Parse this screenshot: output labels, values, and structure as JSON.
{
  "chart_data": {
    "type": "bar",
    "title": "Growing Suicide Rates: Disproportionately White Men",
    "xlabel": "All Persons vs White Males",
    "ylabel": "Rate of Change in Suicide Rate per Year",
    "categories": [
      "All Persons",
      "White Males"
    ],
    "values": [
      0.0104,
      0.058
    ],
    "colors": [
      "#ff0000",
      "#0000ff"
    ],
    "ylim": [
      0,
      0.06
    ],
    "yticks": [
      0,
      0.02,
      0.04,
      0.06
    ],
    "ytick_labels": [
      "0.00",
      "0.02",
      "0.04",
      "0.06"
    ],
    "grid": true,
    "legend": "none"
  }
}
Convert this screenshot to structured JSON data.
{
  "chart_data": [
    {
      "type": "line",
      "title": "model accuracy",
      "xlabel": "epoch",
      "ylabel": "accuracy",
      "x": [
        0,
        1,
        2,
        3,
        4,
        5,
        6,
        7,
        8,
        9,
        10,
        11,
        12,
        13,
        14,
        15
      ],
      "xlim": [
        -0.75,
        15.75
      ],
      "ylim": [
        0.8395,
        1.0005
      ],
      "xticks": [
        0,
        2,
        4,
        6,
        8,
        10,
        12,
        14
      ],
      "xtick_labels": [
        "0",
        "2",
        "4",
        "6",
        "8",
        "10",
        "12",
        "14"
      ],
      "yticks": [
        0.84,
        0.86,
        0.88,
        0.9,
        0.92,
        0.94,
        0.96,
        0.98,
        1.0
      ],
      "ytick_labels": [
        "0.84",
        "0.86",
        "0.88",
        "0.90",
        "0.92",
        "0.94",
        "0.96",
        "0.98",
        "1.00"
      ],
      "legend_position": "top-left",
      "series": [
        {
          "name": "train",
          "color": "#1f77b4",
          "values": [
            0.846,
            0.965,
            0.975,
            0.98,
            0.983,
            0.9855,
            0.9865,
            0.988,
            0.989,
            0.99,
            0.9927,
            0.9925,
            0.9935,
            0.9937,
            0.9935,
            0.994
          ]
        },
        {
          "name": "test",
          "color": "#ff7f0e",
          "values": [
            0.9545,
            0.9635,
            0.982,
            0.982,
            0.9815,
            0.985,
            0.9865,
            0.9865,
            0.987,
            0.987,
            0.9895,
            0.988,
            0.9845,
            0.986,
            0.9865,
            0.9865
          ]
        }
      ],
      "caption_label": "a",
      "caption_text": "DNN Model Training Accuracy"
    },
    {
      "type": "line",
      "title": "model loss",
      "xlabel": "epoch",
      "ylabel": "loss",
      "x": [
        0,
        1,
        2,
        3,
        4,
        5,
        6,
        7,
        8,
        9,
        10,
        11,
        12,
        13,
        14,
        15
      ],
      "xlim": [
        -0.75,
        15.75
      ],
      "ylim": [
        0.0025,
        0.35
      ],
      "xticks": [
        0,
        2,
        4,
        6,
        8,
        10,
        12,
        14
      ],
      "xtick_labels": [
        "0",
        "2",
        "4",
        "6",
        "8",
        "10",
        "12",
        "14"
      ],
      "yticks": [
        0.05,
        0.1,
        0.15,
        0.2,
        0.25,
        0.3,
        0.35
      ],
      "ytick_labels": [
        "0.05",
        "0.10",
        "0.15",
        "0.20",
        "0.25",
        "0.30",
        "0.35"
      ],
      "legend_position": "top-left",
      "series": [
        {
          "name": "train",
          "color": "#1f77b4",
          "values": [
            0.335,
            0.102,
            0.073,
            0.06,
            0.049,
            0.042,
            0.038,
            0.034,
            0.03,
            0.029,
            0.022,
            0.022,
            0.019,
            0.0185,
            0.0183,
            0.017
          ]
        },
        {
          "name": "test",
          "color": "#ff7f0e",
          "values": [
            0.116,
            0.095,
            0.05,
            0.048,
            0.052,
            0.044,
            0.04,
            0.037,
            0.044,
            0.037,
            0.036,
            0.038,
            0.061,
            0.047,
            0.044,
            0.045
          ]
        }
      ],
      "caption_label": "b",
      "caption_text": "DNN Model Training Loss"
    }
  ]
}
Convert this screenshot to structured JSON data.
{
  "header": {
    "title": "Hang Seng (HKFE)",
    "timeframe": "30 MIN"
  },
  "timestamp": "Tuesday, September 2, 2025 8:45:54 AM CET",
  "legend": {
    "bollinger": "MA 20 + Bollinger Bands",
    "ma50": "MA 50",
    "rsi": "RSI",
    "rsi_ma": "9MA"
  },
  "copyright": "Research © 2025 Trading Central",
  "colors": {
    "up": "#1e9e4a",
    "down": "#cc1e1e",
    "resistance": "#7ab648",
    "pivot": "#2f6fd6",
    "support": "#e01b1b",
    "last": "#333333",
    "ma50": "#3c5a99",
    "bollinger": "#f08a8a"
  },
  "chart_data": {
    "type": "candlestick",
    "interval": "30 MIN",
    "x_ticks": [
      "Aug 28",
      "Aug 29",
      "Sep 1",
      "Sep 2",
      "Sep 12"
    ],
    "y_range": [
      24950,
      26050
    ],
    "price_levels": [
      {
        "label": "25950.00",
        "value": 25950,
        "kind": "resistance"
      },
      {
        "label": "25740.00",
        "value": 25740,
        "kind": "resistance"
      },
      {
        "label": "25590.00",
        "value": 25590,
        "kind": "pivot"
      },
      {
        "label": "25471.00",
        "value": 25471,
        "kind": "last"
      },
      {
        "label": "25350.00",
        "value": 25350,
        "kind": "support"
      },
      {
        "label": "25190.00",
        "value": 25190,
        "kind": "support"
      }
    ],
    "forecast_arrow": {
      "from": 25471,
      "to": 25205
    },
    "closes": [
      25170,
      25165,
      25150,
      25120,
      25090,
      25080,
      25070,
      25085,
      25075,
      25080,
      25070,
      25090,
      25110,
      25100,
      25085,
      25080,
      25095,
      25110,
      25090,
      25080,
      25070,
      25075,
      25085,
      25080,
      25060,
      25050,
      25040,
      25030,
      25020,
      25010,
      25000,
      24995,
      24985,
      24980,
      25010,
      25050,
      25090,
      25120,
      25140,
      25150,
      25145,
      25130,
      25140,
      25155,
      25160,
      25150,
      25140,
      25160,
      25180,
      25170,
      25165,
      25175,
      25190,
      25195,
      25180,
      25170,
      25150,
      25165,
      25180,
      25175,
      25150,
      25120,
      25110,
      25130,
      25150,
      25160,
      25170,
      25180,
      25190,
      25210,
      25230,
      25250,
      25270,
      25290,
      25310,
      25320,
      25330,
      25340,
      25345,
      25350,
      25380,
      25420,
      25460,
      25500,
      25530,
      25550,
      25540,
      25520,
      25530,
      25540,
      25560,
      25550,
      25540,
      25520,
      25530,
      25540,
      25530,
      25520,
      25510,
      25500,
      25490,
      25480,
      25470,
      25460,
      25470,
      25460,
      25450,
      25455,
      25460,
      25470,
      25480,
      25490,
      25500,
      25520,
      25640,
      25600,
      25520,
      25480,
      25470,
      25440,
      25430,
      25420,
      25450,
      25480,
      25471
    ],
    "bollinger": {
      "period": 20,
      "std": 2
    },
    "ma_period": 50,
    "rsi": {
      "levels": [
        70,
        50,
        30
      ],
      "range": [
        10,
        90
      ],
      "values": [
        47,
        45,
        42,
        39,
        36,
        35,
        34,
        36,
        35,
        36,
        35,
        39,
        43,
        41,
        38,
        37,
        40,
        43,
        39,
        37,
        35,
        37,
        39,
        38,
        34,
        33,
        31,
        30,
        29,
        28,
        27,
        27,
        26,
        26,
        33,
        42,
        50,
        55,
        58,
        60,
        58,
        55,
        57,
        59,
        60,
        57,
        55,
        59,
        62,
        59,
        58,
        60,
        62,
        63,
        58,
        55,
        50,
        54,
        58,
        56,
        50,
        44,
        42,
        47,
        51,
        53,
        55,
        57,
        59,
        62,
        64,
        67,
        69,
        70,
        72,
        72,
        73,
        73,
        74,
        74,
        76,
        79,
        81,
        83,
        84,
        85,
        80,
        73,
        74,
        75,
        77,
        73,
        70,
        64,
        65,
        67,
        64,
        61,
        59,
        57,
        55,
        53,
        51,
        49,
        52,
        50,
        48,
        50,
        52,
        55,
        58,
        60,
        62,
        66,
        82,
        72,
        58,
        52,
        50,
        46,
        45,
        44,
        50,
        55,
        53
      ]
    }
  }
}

******************************

* _EXERCISE GOAL_:
Show every line that contains the word "Training".

* _FINISHED ANSWER_:
      "caption_text": "DNN Model Training Accuracy"
      "caption_text": "DNN Model Training Loss"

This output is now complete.